┌──

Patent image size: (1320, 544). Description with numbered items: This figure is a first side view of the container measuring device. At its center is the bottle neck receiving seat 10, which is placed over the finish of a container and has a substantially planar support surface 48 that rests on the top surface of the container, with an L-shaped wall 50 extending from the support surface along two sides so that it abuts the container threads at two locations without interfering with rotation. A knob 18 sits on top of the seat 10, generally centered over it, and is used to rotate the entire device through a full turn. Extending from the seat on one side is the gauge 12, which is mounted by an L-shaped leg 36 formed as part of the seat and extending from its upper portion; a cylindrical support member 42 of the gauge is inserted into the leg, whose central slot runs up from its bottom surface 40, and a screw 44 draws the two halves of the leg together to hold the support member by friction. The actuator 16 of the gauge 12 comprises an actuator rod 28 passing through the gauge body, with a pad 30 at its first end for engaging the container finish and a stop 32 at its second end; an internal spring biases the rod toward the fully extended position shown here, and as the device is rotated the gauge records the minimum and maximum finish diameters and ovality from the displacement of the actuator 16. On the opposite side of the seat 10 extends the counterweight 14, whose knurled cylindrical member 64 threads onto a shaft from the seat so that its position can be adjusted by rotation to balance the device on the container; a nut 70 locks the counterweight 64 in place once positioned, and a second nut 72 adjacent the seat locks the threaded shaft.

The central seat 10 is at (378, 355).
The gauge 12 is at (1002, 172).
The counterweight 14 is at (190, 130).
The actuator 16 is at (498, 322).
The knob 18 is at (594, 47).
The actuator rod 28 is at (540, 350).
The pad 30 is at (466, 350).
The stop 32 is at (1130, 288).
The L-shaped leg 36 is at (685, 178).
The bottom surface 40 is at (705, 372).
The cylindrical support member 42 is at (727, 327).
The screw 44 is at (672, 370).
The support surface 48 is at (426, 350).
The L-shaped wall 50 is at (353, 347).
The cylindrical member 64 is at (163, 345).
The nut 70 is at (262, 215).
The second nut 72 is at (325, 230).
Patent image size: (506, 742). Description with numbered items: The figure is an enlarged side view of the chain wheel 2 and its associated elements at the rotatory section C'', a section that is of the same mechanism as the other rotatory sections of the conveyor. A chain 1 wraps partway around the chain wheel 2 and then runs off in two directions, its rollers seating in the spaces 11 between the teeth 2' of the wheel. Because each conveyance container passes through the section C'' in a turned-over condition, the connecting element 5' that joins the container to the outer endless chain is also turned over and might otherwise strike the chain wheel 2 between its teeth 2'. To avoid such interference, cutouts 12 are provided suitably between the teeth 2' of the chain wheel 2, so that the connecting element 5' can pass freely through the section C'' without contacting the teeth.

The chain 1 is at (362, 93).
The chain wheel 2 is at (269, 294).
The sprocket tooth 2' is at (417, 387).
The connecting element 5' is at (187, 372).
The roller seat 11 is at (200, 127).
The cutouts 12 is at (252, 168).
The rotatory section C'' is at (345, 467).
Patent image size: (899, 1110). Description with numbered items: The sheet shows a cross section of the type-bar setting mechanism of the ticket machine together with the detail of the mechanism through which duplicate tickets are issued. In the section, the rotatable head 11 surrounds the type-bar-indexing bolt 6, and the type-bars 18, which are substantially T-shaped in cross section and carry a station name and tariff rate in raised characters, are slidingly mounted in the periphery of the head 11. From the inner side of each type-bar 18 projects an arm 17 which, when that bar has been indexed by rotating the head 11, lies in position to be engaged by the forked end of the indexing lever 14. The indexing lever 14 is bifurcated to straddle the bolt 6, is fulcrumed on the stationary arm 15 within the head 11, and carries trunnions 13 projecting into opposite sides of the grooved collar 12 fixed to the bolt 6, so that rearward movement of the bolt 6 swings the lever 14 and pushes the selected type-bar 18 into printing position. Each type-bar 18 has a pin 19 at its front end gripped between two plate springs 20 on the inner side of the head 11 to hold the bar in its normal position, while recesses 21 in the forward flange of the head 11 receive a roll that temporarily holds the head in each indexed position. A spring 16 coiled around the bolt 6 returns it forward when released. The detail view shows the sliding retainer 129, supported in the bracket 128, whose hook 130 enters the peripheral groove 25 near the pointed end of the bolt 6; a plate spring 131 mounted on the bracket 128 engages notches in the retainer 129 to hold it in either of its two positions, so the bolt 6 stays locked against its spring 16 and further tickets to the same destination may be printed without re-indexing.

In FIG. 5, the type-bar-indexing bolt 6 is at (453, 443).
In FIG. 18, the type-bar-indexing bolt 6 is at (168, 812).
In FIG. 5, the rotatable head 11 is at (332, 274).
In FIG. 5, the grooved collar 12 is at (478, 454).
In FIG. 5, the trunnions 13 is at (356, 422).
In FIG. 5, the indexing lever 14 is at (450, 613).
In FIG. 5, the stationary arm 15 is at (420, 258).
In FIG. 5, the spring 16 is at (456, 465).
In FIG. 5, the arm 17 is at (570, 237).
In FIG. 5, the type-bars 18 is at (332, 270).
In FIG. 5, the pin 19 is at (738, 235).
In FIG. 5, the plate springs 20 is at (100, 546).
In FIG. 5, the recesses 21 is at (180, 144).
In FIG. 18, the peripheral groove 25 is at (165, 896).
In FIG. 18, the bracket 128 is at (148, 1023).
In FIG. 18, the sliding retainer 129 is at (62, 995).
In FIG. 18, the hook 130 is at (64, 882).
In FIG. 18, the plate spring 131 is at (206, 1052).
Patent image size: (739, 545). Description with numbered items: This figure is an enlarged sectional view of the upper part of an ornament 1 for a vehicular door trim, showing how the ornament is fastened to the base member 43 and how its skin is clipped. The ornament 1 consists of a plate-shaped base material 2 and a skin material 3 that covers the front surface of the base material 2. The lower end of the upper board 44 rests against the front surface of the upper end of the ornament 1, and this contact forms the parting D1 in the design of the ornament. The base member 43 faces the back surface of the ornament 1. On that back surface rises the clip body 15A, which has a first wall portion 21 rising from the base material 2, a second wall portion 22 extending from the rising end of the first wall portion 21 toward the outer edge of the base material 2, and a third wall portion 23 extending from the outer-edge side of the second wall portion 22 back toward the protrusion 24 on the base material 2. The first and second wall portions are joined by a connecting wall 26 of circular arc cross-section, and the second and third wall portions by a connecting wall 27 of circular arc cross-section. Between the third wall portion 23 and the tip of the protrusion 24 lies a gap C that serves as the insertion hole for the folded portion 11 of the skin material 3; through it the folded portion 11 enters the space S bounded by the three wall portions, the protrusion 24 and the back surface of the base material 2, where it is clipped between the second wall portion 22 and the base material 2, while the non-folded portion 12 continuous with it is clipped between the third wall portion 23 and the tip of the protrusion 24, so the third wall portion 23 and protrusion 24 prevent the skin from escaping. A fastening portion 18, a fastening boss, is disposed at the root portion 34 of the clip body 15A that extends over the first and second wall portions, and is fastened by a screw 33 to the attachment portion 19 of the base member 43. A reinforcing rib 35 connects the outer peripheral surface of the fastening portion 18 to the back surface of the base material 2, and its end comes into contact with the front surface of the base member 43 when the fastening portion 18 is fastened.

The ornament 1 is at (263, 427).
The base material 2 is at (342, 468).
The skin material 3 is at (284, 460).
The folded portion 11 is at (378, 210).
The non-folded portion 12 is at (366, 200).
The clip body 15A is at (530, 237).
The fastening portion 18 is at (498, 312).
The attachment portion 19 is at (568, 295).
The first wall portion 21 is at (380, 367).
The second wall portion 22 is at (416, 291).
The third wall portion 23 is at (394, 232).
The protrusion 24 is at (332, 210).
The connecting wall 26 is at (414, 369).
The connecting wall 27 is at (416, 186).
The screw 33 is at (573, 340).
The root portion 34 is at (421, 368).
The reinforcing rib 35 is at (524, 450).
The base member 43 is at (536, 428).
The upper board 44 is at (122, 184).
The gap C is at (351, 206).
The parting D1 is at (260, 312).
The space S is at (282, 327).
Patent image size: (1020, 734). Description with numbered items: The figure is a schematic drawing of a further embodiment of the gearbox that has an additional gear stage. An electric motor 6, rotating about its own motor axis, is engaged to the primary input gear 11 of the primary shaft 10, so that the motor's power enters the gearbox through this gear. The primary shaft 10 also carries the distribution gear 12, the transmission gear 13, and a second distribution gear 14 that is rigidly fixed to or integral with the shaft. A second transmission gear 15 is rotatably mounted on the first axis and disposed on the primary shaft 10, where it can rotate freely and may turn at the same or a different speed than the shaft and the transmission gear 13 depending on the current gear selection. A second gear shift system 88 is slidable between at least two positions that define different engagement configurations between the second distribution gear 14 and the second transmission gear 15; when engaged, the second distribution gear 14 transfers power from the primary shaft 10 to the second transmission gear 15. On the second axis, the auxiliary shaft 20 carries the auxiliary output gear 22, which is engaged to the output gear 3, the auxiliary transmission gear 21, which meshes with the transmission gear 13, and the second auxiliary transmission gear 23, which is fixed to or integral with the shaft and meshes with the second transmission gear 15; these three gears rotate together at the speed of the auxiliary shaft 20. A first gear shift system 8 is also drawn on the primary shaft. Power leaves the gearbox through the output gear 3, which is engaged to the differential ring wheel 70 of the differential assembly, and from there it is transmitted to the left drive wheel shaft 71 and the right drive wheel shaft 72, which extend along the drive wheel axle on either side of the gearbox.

└──

● EXERCICE PROPOSÉ
Modifiez, s'il vous plaît, les lignes de la liste allant de la ligne avec « Patent image size: (506, 742). » à la ligne avec « The rotatory section C'' is at (345, 467). » en remplaçant « enlarged » par « magnified », sans rien changer d'autre. Donnez uniquement ces lignes.

● LA RÉPONSE
Patent image size: (506, 742). Description with numbered items: The figure is an magnified side view of the chain wheel 2 and its associated elements at the rotatory section C'', a section that is of the same mechanism as the other rotatory sections of the conveyor. A chain 1 wraps partway around the chain wheel 2 and then runs off in two directions, its rollers seating in the spaces 11 between the teeth 2' of the wheel. Because each conveyance container passes through the section C'' in a turned-over condition, the connecting element 5' that joins the container to the outer endless chain is also turned over and might otherwise strike the chain wheel 2 between its teeth 2'. To avoid such interference, cutouts 12 are provided suitably between the teeth 2' of the chain wheel 2, so that the connecting element 5' can pass freely through the section C'' without contacting the teeth.

The chain 1 is at (362, 93).
The chain wheel 2 is at (269, 294).
The sprocket tooth 2' is at (417, 387).
The connecting element 5' is at (187, 372).
The roller seat 11 is at (200, 127).
The cutouts 12 is at (252, 168).
The rotatory section C'' is at (345, 467).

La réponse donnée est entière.